#### The task:
Do not copy the pictures; transcribe all other material exactly.
------------------------------------------------------------
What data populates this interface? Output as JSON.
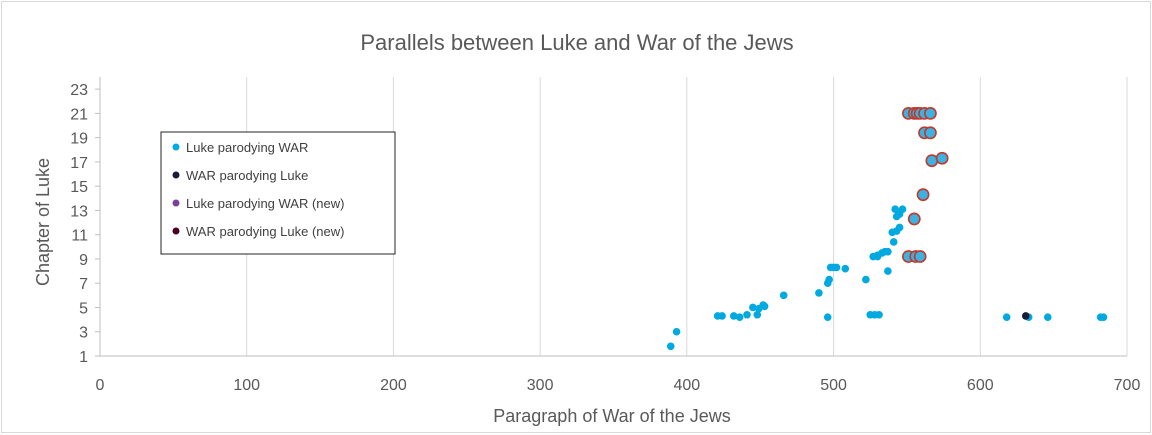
{
  "chart_data": {
    "type": "scatter",
    "title": "Parallels between Luke and War of the Jews",
    "xlabel": "Paragraph of War of the Jews",
    "ylabel": "Chapter of Luke",
    "xlim": [
      0,
      700
    ],
    "ylim": [
      1,
      24
    ],
    "x_ticks": [
      0,
      100,
      200,
      300,
      400,
      500,
      600,
      700
    ],
    "y_ticks": [
      1,
      3,
      5,
      7,
      9,
      11,
      13,
      15,
      17,
      19,
      21,
      23
    ],
    "grid": "vertical",
    "legend_position": "left",
    "series": [
      {
        "name": "Luke parodying WAR",
        "color": "#00a9e0",
        "points": [
          [
            389,
            1.8
          ],
          [
            393,
            3.0
          ],
          [
            421,
            4.3
          ],
          [
            424,
            4.3
          ],
          [
            432,
            4.3
          ],
          [
            436,
            4.2
          ],
          [
            441,
            4.4
          ],
          [
            445,
            5.0
          ],
          [
            448,
            4.4
          ],
          [
            449,
            4.9
          ],
          [
            452,
            5.2
          ],
          [
            453,
            5.1
          ],
          [
            466,
            6.0
          ],
          [
            490,
            6.2
          ],
          [
            496,
            7.0
          ],
          [
            496,
            4.2
          ],
          [
            497,
            7.3
          ],
          [
            498,
            8.3
          ],
          [
            500,
            8.3
          ],
          [
            502,
            8.3
          ],
          [
            508,
            8.2
          ],
          [
            522,
            7.3
          ],
          [
            525,
            4.4
          ],
          [
            527,
            9.2
          ],
          [
            528,
            4.4
          ],
          [
            530,
            9.3
          ],
          [
            530,
            9.2
          ],
          [
            531,
            4.4
          ],
          [
            533,
            9.5
          ],
          [
            535,
            9.6
          ],
          [
            537,
            9.6
          ],
          [
            537,
            8.0
          ],
          [
            540,
            11.2
          ],
          [
            541,
            10.4
          ],
          [
            542,
            13.1
          ],
          [
            543,
            11.3
          ],
          [
            543,
            12.5
          ],
          [
            545,
            12.7
          ],
          [
            545,
            11.6
          ],
          [
            547,
            13.1
          ],
          [
            618,
            4.2
          ],
          [
            633,
            4.2
          ],
          [
            646,
            4.2
          ],
          [
            682,
            4.2
          ],
          [
            684,
            4.2
          ]
        ]
      },
      {
        "name": "WAR parodying Luke",
        "color": "#1a1a3a",
        "points": [
          [
            631,
            4.3
          ]
        ]
      },
      {
        "name": "Luke parodying WAR (new)",
        "color": "#7f3f98",
        "points": []
      },
      {
        "name": "WAR parodying Luke (new)",
        "color": "#4a0020",
        "points": [
          [
            551,
            21.0
          ],
          [
            555,
            21.0
          ],
          [
            557,
            21.0
          ],
          [
            559,
            21.0
          ],
          [
            562,
            21.0
          ],
          [
            566,
            21.0
          ],
          [
            562,
            19.4
          ],
          [
            566,
            19.4
          ],
          [
            567,
            17.1
          ],
          [
            574,
            17.3
          ],
          [
            561,
            14.3
          ],
          [
            555,
            12.3
          ],
          [
            551,
            9.2
          ],
          [
            556,
            9.2
          ],
          [
            559,
            9.2
          ]
        ],
        "fill": "#3db1e0",
        "stroke": "#c0392b"
      }
    ]
  }
}
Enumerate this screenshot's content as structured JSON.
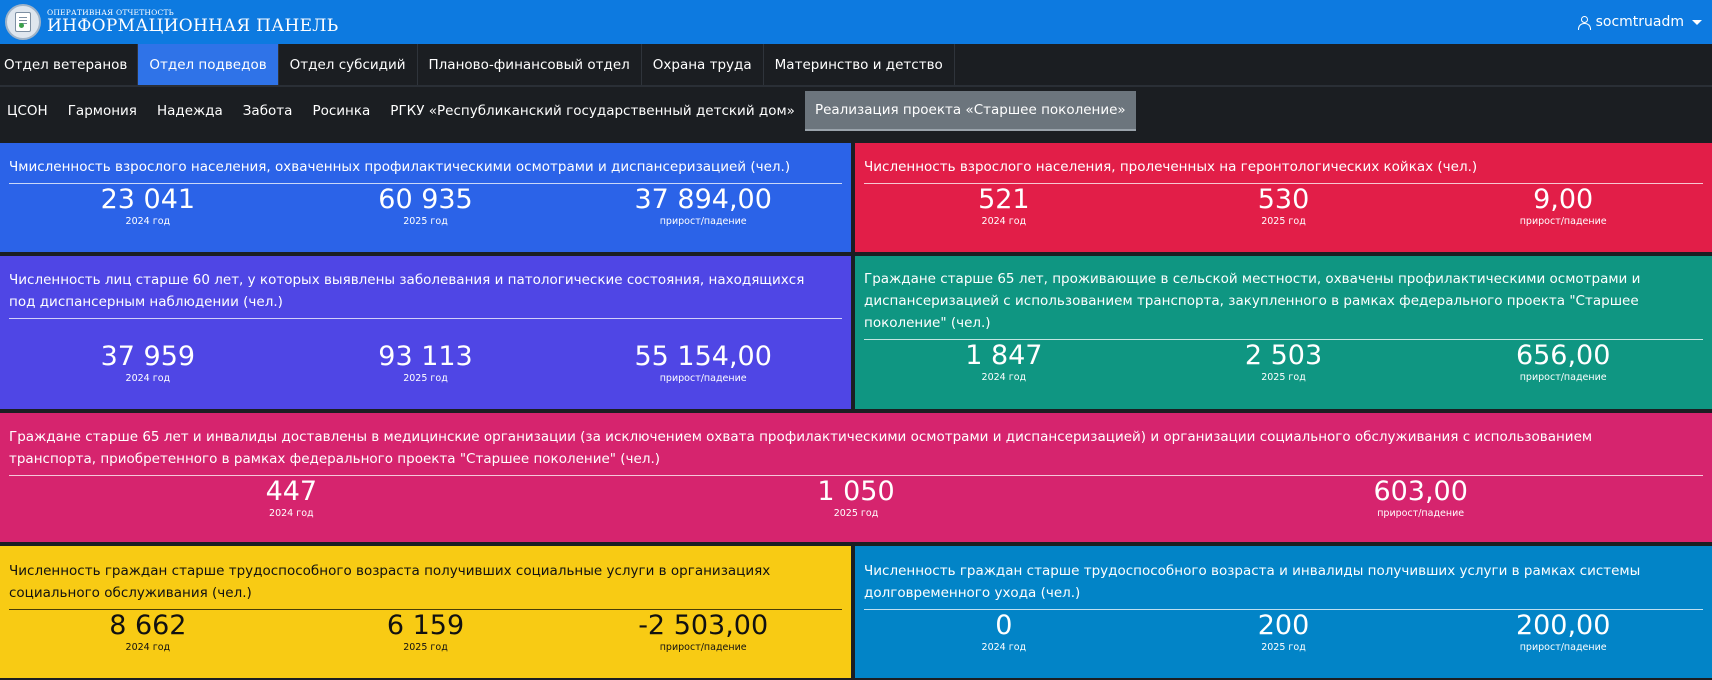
{
  "header": {
    "subtitle": "ОПЕРАТИВНАЯ ОТЧЕТНОСТЬ",
    "title": "ИНФОРМАЦИОННАЯ ПАНЕЛЬ",
    "username": "socmtruadm"
  },
  "nav_primary": [
    {
      "label": "Отдел ветеранов",
      "active": false
    },
    {
      "label": "Отдел подведов",
      "active": true
    },
    {
      "label": "Отдел субсидий",
      "active": false
    },
    {
      "label": "Планово-финансовый отдел",
      "active": false
    },
    {
      "label": "Охрана труда",
      "active": false
    },
    {
      "label": "Материнство и детство",
      "active": false
    }
  ],
  "nav_secondary": [
    {
      "label": "ЦСОН",
      "active": false
    },
    {
      "label": "Гармония",
      "active": false
    },
    {
      "label": "Надежда",
      "active": false
    },
    {
      "label": "Забота",
      "active": false
    },
    {
      "label": "Росинка",
      "active": false
    },
    {
      "label": "РГКУ «Республиканский государственный детский дом»",
      "active": false
    },
    {
      "label": "Реализация проекта «Старшее поколение»",
      "active": true
    }
  ],
  "colors": {
    "blue": "#2b63e8",
    "red": "#e21e48",
    "violet": "#4f46e5",
    "teal": "#0f9682",
    "pink": "#d6246e",
    "yellow": "#f8cb14",
    "sky": "#0284c7"
  },
  "panels": [
    {
      "title": "Чмисленность взрослого населения, охваченных профилактическими осмотрами и диспансеризацией (чел.)",
      "color": "blue",
      "stats": [
        {
          "value": "23 041",
          "label": "2024 год"
        },
        {
          "value": "60 935",
          "label": "2025 год"
        },
        {
          "value": "37 894,00",
          "label": "прирост/падение"
        }
      ]
    },
    {
      "title": "Численность взрослого населения, пролеченных на геронтологических койках (чел.)",
      "color": "red",
      "stats": [
        {
          "value": "521",
          "label": "2024 год"
        },
        {
          "value": "530",
          "label": "2025 год"
        },
        {
          "value": "9,00",
          "label": "прирост/падение"
        }
      ]
    },
    {
      "title": "Численность лиц старше 60 лет, у которых выявлены заболевания и патологические состояния, находящихся под диспансерным наблюдении (чел.)",
      "color": "violet",
      "stats": [
        {
          "value": "37 959",
          "label": "2024 год"
        },
        {
          "value": "93 113",
          "label": "2025 год"
        },
        {
          "value": "55 154,00",
          "label": "прирост/падение"
        }
      ]
    },
    {
      "title": "Граждане старше 65 лет, проживающие в сельской местности, охвачены профилактическими осмотрами и диспансеризацией с использованием транспорта, закупленного в рамках федерального проекта \"Старшее поколение\" (чел.)",
      "color": "teal",
      "stats": [
        {
          "value": "1 847",
          "label": "2024 год"
        },
        {
          "value": "2 503",
          "label": "2025 год"
        },
        {
          "value": "656,00",
          "label": "прирост/падение"
        }
      ]
    },
    {
      "title": "Граждане старше 65 лет и инвалиды доставлены в медицинские организации (за исключением охвата профилактическими осмотрами и диспансеризацией) и организации социального обслуживания с использованием транспорта, приобретенного в рамках федерального проекта \"Старшее поколение\" (чел.)",
      "color": "pink",
      "stats": [
        {
          "value": "447",
          "label": "2024 год"
        },
        {
          "value": "1 050",
          "label": "2025 год"
        },
        {
          "value": "603,00",
          "label": "прирост/падение"
        }
      ]
    },
    {
      "title": "Численность граждан старше трудоспособного возраста получивших социальные услуги в организациях социального обслуживания (чел.)",
      "color": "yellow",
      "stats": [
        {
          "value": "8 662",
          "label": "2024 год"
        },
        {
          "value": "6 159",
          "label": "2025 год"
        },
        {
          "value": "-2 503,00",
          "label": "прирост/падение"
        }
      ]
    },
    {
      "title": "Численность граждан старше трудоспособного возраста и инвалиды получивших услуги в рамках системы долговременного ухода (чел.)",
      "color": "sky",
      "stats": [
        {
          "value": "0",
          "label": "2024 год"
        },
        {
          "value": "200",
          "label": "2025 год"
        },
        {
          "value": "200,00",
          "label": "прирост/падение"
        }
      ]
    }
  ]
}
------------------------------------------------------------
#### Solution:
What data populates this interface? Output as JSON.
{
  "chart_data": {
    "type": "scatter",
    "title": "Parallels between Luke and War of the Jews",
    "xlabel": "Paragraph of War of the Jews",
    "ylabel": "Chapter of Luke",
    "xlim": [
      0,
      700
    ],
    "ylim": [
      1,
      24
    ],
    "x_ticks": [
      0,
      100,
      200,
      300,
      400,
      500,
      600,
      700
    ],
    "y_ticks": [
      1,
      3,
      5,
      7,
      9,
      11,
      13,
      15,
      17,
      19,
      21,
      23
    ],
    "grid": "vertical",
    "legend_position": "left",
    "series": [
      {
        "name": "Luke parodying WAR",
        "color": "#00a9e0",
        "points": [
          [
            389,
            1.8
          ],
          [
            393,
            3.0
          ],
          [
            421,
            4.3
          ],
          [
            424,
            4.3
          ],
          [
            432,
            4.3
          ],
          [
            436,
            4.2
          ],
          [
            441,
            4.4
          ],
          [
            445,
            5.0
          ],
          [
            448,
            4.4
          ],
          [
            449,
            4.9
          ],
          [
            452,
            5.2
          ],
          [
            453,
            5.1
          ],
          [
            466,
            6.0
          ],
          [
            490,
            6.2
          ],
          [
            496,
            7.0
          ],
          [
            496,
            4.2
          ],
          [
            497,
            7.3
          ],
          [
            498,
            8.3
          ],
          [
            500,
            8.3
          ],
          [
            502,
            8.3
          ],
          [
            508,
            8.2
          ],
          [
            522,
            7.3
          ],
          [
            525,
            4.4
          ],
          [
            527,
            9.2
          ],
          [
            528,
            4.4
          ],
          [
            530,
            9.3
          ],
          [
            530,
            9.2
          ],
          [
            531,
            4.4
          ],
          [
            533,
            9.5
          ],
          [
            535,
            9.6
          ],
          [
            537,
            9.6
          ],
          [
            537,
            8.0
          ],
          [
            540,
            11.2
          ],
          [
            541,
            10.4
          ],
          [
            542,
            13.1
          ],
          [
            543,
            11.3
          ],
          [
            543,
            12.5
          ],
          [
            545,
            12.7
          ],
          [
            545,
            11.6
          ],
          [
            547,
            13.1
          ],
          [
            618,
            4.2
          ],
          [
            633,
            4.2
          ],
          [
            646,
            4.2
          ],
          [
            682,
            4.2
          ],
          [
            684,
            4.2
          ]
        ]
      },
      {
        "name": "WAR parodying Luke",
        "color": "#1a1a3a",
        "points": [
          [
            631,
            4.3
          ]
        ]
      },
      {
        "name": "Luke parodying WAR (new)",
        "color": "#7f3f98",
        "points": []
      },
      {
        "name": "WAR parodying Luke (new)",
        "color": "#4a0020",
        "points": [
          [
            551,
            21.0
          ],
          [
            555,
            21.0
          ],
          [
            557,
            21.0
          ],
          [
            559,
            21.0
          ],
          [
            562,
            21.0
          ],
          [
            566,
            21.0
          ],
          [
            562,
            19.4
          ],
          [
            566,
            19.4
          ],
          [
            567,
            17.1
          ],
          [
            574,
            17.3
          ],
          [
            561,
            14.3
          ],
          [
            555,
            12.3
          ],
          [
            551,
            9.2
          ],
          [
            556,
            9.2
          ],
          [
            559,
            9.2
          ]
        ],
        "fill": "#3db1e0",
        "stroke": "#c0392b"
      }
    ]
  }
}
Enumerate this screenshot's content as structured JSON.
{
  "header": {
    "subtitle": "ОПЕРАТИВНАЯ ОТЧЕТНОСТЬ",
    "title": "ИНФОРМАЦИОННАЯ ПАНЕЛЬ",
    "username": "socmtruadm"
  },
  "nav_primary": [
    {
      "label": "Отдел ветеранов",
      "active": false
    },
    {
      "label": "Отдел подведов",
      "active": true
    },
    {
      "label": "Отдел субсидий",
      "active": false
    },
    {
      "label": "Планово-финансовый отдел",
      "active": false
    },
    {
      "label": "Охрана труда",
      "active": false
    },
    {
      "label": "Материнство и детство",
      "active": false
    }
  ],
  "nav_secondary": [
    {
      "label": "ЦСОН",
      "active": false
    },
    {
      "label": "Гармония",
      "active": false
    },
    {
      "label": "Надежда",
      "active": false
    },
    {
      "label": "Забота",
      "active": false
    },
    {
      "label": "Росинка",
      "active": false
    },
    {
      "label": "РГКУ «Республиканский государственный детский дом»",
      "active": false
    },
    {
      "label": "Реализация проекта «Старшее поколение»",
      "active": true
    }
  ],
  "colors": {
    "blue": "#2b63e8",
    "red": "#e21e48",
    "violet": "#4f46e5",
    "teal": "#0f9682",
    "pink": "#d6246e",
    "yellow": "#f8cb14",
    "sky": "#0284c7"
  },
  "panels": [
    {
      "title": "Чмисленность взрослого населения, охваченных профилактическими осмотрами и диспансеризацией (чел.)",
      "color": "blue",
      "stats": [
        {
          "value": "23 041",
          "label": "2024 год"
        },
        {
          "value": "60 935",
          "label": "2025 год"
        },
        {
          "value": "37 894,00",
          "label": "прирост/падение"
        }
      ]
    },
    {
      "title": "Численность взрослого населения, пролеченных на геронтологических койках (чел.)",
      "color": "red",
      "stats": [
        {
          "value": "521",
          "label": "2024 год"
        },
        {
          "value": "530",
          "label": "2025 год"
        },
        {
          "value": "9,00",
          "label": "прирост/падение"
        }
      ]
    },
    {
      "title": "Численность лиц старше 60 лет, у которых выявлены заболевания и патологические состояния, находящихся под диспансерным наблюдении (чел.)",
      "color": "violet",
      "stats": [
        {
          "value": "37 959",
          "label": "2024 год"
        },
        {
          "value": "93 113",
          "label": "2025 год"
        },
        {
          "value": "55 154,00",
          "label": "прирост/падение"
        }
      ]
    },
    {
      "title": "Граждане старше 65 лет, проживающие в сельской местности, охвачены профилактическими осмотрами и диспансеризацией с использованием транспорта, закупленного в рамках федерального проекта \"Старшее поколение\" (чел.)",
      "color": "teal",
      "stats": [
        {
          "value": "1 847",
          "label": "2024 год"
        },
        {
          "value": "2 503",
          "label": "2025 год"
        },
        {
          "value": "656,00",
          "label": "прирост/падение"
        }
      ]
    },
    {
      "title": "Граждане старше 65 лет и инвалиды доставлены в медицинские организации (за исключением охвата профилактическими осмотрами и диспансеризацией) и организации социального обслуживания с использованием транспорта, приобретенного в рамках федерального проекта \"Старшее поколение\" (чел.)",
      "color": "pink",
      "stats": [
        {
          "value": "447",
          "label": "2024 год"
        },
        {
          "value": "1 050",
          "label": "2025 год"
        },
        {
          "value": "603,00",
          "label": "прирост/падение"
        }
      ]
    },
    {
      "title": "Численность граждан старше трудоспособного возраста получивших социальные услуги в организациях социального обслуживания (чел.)",
      "color": "yellow",
      "stats": [
        {
          "value": "8 662",
          "label": "2024 год"
        },
        {
          "value": "6 159",
          "label": "2025 год"
        },
        {
          "value": "-2 503,00",
          "label": "прирост/падение"
        }
      ]
    },
    {
      "title": "Численность граждан старше трудоспособного возраста и инвалиды получивших услуги в рамках системы долговременного ухода (чел.)",
      "color": "sky",
      "stats": [
        {
          "value": "0",
          "label": "2024 год"
        },
        {
          "value": "200",
          "label": "2025 год"
        },
        {
          "value": "200,00",
          "label": "прирост/падение"
        }
      ]
    }
  ]
}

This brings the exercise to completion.